===== Given entries
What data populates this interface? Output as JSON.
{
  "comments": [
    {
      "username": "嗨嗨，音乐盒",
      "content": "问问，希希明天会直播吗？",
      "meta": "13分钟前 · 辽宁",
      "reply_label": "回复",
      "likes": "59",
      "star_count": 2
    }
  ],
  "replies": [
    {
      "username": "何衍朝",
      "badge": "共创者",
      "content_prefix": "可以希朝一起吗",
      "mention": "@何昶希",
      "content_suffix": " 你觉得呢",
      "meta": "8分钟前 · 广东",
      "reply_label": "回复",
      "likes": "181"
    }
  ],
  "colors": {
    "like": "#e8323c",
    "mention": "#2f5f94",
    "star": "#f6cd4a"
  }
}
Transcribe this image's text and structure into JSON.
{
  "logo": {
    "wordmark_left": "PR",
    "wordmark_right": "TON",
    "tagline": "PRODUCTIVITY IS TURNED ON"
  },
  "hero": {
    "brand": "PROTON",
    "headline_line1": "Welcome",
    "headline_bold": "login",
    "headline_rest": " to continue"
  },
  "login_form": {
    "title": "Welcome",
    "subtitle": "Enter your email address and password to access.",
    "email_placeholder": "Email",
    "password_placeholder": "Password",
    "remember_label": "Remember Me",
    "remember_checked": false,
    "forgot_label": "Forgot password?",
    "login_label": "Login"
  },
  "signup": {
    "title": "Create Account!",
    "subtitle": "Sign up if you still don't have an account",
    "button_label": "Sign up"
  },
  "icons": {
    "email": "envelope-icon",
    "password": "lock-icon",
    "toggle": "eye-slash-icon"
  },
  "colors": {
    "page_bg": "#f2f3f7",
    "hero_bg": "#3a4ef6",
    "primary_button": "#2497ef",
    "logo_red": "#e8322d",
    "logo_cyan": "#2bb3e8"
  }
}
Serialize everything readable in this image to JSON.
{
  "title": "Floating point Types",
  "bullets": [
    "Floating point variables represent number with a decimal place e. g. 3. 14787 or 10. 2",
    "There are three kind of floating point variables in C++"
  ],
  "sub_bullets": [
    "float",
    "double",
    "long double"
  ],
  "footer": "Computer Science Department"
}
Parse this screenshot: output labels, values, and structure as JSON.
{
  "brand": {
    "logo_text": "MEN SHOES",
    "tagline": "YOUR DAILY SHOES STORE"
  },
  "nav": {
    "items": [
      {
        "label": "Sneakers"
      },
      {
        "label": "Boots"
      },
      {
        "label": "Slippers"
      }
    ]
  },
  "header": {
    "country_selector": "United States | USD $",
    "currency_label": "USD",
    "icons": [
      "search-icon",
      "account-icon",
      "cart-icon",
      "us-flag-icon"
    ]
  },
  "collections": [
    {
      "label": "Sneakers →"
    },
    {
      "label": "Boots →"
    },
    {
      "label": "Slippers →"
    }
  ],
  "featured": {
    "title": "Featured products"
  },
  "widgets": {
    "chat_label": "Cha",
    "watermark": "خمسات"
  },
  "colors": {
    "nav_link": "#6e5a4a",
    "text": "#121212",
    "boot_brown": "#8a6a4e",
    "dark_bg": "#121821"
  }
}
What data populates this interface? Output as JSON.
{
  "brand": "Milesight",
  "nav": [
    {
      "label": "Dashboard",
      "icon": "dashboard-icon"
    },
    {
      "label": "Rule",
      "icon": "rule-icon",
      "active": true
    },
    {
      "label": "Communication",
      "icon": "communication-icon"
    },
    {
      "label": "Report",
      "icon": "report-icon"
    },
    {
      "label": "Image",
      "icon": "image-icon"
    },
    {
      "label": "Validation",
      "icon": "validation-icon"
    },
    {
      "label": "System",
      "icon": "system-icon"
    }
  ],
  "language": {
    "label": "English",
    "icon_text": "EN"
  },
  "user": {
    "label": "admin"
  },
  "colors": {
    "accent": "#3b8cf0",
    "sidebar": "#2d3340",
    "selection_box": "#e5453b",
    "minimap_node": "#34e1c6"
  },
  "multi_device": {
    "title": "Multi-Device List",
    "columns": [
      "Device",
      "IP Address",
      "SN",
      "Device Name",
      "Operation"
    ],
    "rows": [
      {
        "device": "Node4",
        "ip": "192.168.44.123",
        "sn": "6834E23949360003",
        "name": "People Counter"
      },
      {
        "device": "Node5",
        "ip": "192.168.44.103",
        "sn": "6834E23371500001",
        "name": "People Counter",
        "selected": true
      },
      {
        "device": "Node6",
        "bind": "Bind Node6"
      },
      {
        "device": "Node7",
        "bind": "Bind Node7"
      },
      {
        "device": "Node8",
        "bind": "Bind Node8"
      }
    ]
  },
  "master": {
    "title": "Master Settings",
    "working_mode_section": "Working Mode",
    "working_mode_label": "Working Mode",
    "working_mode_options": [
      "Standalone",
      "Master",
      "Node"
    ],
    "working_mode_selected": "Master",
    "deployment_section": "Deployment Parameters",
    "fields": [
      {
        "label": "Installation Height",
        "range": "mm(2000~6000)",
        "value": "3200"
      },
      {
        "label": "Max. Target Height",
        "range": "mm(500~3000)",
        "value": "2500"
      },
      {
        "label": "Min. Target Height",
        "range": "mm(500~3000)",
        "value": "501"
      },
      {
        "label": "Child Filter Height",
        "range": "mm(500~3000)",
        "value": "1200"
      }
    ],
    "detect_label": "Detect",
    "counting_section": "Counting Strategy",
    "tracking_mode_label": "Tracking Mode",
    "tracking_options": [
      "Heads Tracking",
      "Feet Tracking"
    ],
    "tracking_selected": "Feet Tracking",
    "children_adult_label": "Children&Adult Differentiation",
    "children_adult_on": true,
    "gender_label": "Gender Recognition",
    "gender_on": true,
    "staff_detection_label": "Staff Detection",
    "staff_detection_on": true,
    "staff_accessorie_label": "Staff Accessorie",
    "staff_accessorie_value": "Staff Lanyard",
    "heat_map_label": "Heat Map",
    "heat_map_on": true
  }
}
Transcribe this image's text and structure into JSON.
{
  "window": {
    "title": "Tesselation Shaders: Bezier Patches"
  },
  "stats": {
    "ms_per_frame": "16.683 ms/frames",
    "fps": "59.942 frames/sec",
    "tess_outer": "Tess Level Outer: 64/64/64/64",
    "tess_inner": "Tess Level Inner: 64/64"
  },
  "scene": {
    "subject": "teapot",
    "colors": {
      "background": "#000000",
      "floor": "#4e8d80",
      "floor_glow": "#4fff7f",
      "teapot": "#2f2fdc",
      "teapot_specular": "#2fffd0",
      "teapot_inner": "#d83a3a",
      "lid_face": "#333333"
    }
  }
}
==========
Whenever "Counter" turns up in a line, pick that line out.

**Final answer:**
        "name": "People Counter"
        "name": "People Counter",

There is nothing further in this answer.